EXERCISE MATERIALS -
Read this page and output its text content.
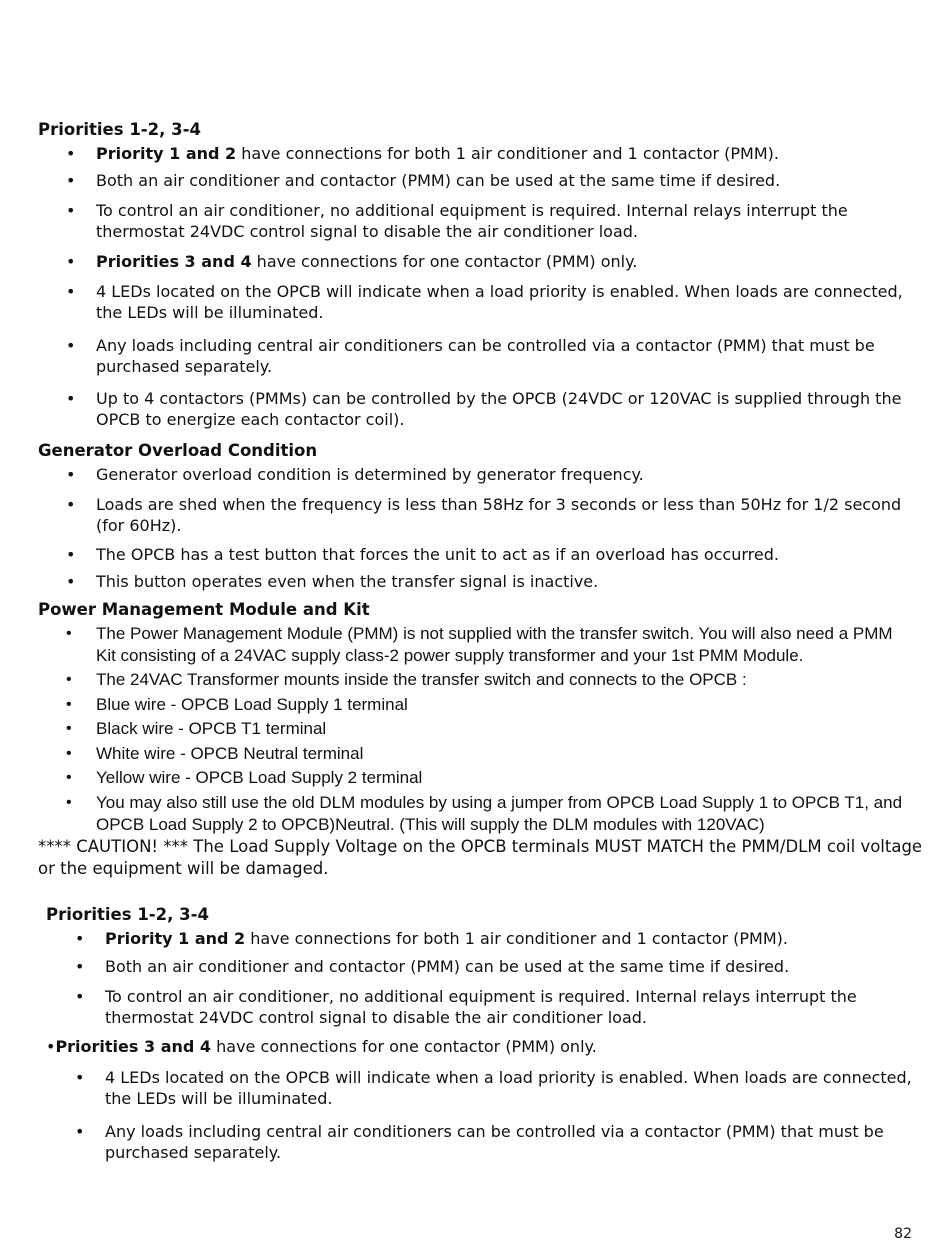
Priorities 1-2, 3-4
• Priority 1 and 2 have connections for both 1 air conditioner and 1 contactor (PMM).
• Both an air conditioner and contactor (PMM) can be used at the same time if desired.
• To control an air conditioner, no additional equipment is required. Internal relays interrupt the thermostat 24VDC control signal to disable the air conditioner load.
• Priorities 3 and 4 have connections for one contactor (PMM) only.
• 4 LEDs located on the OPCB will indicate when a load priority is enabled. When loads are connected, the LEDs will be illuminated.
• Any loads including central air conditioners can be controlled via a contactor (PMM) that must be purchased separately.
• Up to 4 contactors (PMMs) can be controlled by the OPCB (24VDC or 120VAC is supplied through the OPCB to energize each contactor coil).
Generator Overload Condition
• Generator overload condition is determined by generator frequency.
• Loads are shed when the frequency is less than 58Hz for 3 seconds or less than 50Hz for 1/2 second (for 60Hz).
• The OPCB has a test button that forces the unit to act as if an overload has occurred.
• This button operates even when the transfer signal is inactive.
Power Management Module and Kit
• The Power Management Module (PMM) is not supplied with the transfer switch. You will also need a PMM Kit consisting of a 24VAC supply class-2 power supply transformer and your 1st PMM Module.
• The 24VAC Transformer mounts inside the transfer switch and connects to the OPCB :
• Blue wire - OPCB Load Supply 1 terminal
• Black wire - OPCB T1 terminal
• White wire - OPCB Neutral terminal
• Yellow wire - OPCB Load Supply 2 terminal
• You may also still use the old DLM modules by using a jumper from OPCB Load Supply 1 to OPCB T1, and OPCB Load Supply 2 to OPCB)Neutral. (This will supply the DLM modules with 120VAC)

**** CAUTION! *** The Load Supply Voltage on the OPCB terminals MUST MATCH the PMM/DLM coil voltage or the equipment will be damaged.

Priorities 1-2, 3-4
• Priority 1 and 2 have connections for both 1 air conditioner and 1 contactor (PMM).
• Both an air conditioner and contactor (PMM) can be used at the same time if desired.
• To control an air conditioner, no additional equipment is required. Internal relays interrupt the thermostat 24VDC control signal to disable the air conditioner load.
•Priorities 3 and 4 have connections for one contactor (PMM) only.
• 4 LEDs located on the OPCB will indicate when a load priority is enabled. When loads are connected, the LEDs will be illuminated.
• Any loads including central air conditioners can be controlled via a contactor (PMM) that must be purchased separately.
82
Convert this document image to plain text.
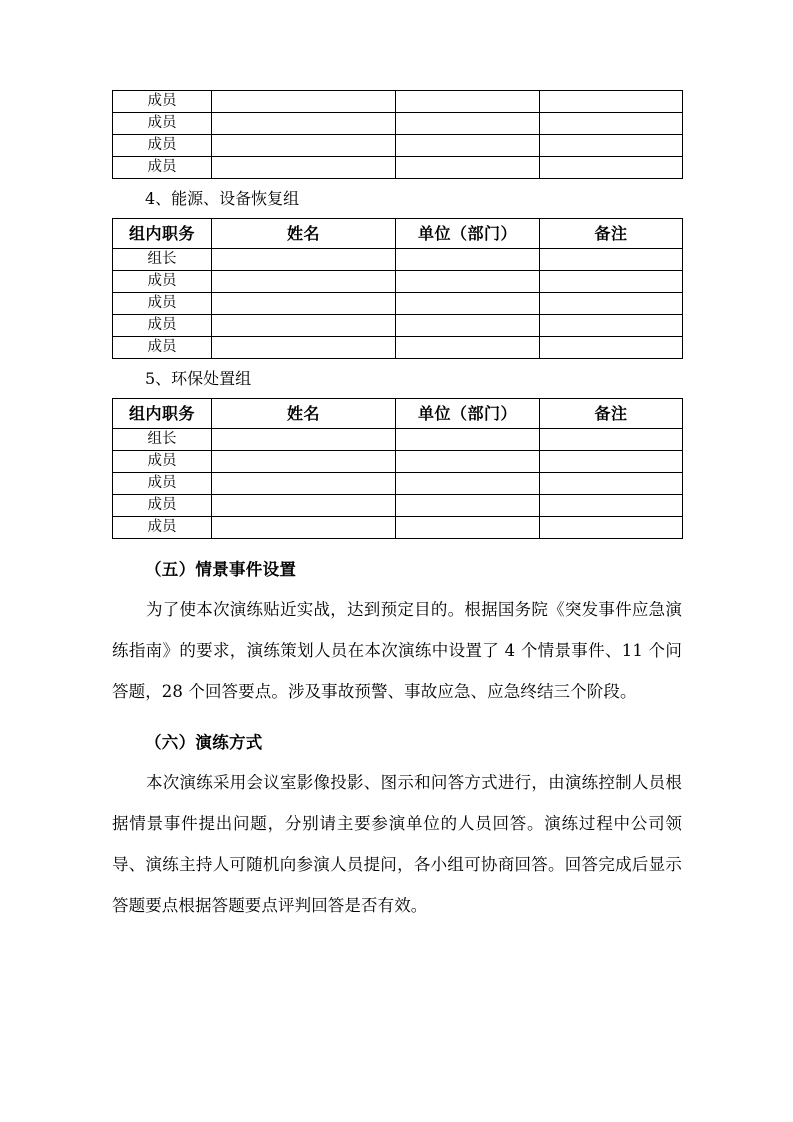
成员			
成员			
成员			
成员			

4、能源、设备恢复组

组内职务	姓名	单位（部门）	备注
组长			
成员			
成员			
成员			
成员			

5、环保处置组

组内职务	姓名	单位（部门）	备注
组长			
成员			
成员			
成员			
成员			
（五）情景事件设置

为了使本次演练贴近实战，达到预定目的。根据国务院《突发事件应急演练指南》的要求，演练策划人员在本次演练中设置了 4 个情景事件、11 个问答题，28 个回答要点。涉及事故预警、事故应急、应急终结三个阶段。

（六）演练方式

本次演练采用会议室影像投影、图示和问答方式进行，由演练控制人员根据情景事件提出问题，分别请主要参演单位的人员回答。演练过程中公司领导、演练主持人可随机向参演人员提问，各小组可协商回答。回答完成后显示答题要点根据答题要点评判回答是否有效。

WHAT IS ASKED -
Print out the whole of the material word for word, without pictures.

WRITTEN ANSWER -
Read this page and output its text content.
Priorities 1-2, 3-4
• Priority 1 and 2 have connections for both 1 air conditioner and 1 contactor (PMM).
• Both an air conditioner and contactor (PMM) can be used at the same time if desired.
• To control an air conditioner, no additional equipment is required. Internal relays interrupt the thermostat 24VDC control signal to disable the air conditioner load.
• Priorities 3 and 4 have connections for one contactor (PMM) only.
• 4 LEDs located on the OPCB will indicate when a load priority is enabled. When loads are connected, the LEDs will be illuminated.
• Any loads including central air conditioners can be controlled via a contactor (PMM) that must be purchased separately.
• Up to 4 contactors (PMMs) can be controlled by the OPCB (24VDC or 120VAC is supplied through the OPCB to energize each contactor coil).
Generator Overload Condition
• Generator overload condition is determined by generator frequency.
• Loads are shed when the frequency is less than 58Hz for 3 seconds or less than 50Hz for 1/2 second (for 60Hz).
• The OPCB has a test button that forces the unit to act as if an overload has occurred.
• This button operates even when the transfer signal is inactive.
Power Management Module and Kit
• The Power Management Module (PMM) is not supplied with the transfer switch. You will also need a PMM Kit consisting of a 24VAC supply class-2 power supply transformer and your 1st PMM Module.
• The 24VAC Transformer mounts inside the transfer switch and connects to the OPCB :
• Blue wire - OPCB Load Supply 1 terminal
• Black wire - OPCB T1 terminal
• White wire - OPCB Neutral terminal
• Yellow wire - OPCB Load Supply 2 terminal
• You may also still use the old DLM modules by using a jumper from OPCB Load Supply 1 to OPCB T1, and OPCB Load Supply 2 to OPCB)Neutral. (This will supply the DLM modules with 120VAC)

**** CAUTION! *** The Load Supply Voltage on the OPCB terminals MUST MATCH the PMM/DLM coil voltage or the equipment will be damaged.

Priorities 1-2, 3-4
• Priority 1 and 2 have connections for both 1 air conditioner and 1 contactor (PMM).
• Both an air conditioner and contactor (PMM) can be used at the same time if desired.
• To control an air conditioner, no additional equipment is required. Internal relays interrupt the thermostat 24VDC control signal to disable the air conditioner load.
•Priorities 3 and 4 have connections for one contactor (PMM) only.
• 4 LEDs located on the OPCB will indicate when a load priority is enabled. When loads are connected, the LEDs will be illuminated.
• Any loads including central air conditioners can be controlled via a contactor (PMM) that must be purchased separately.
82
Convert this document image to plain text.
成员			
成员			
成员			
成员			

4、能源、设备恢复组

组内职务	姓名	单位（部门）	备注
组长			
成员			
成员			
成员			
成员			

5、环保处置组

组内职务	姓名	单位（部门）	备注
组长			
成员			
成员			
成员			
成员			
（五）情景事件设置

为了使本次演练贴近实战，达到预定目的。根据国务院《突发事件应急演练指南》的要求，演练策划人员在本次演练中设置了 4 个情景事件、11 个问答题，28 个回答要点。涉及事故预警、事故应急、应急终结三个阶段。

（六）演练方式

本次演练采用会议室影像投影、图示和问答方式进行，由演练控制人员根据情景事件提出问题，分别请主要参演单位的人员回答。演练过程中公司领导、演练主持人可随机向参演人员提问，各小组可协商回答。回答完成后显示答题要点根据答题要点评判回答是否有效。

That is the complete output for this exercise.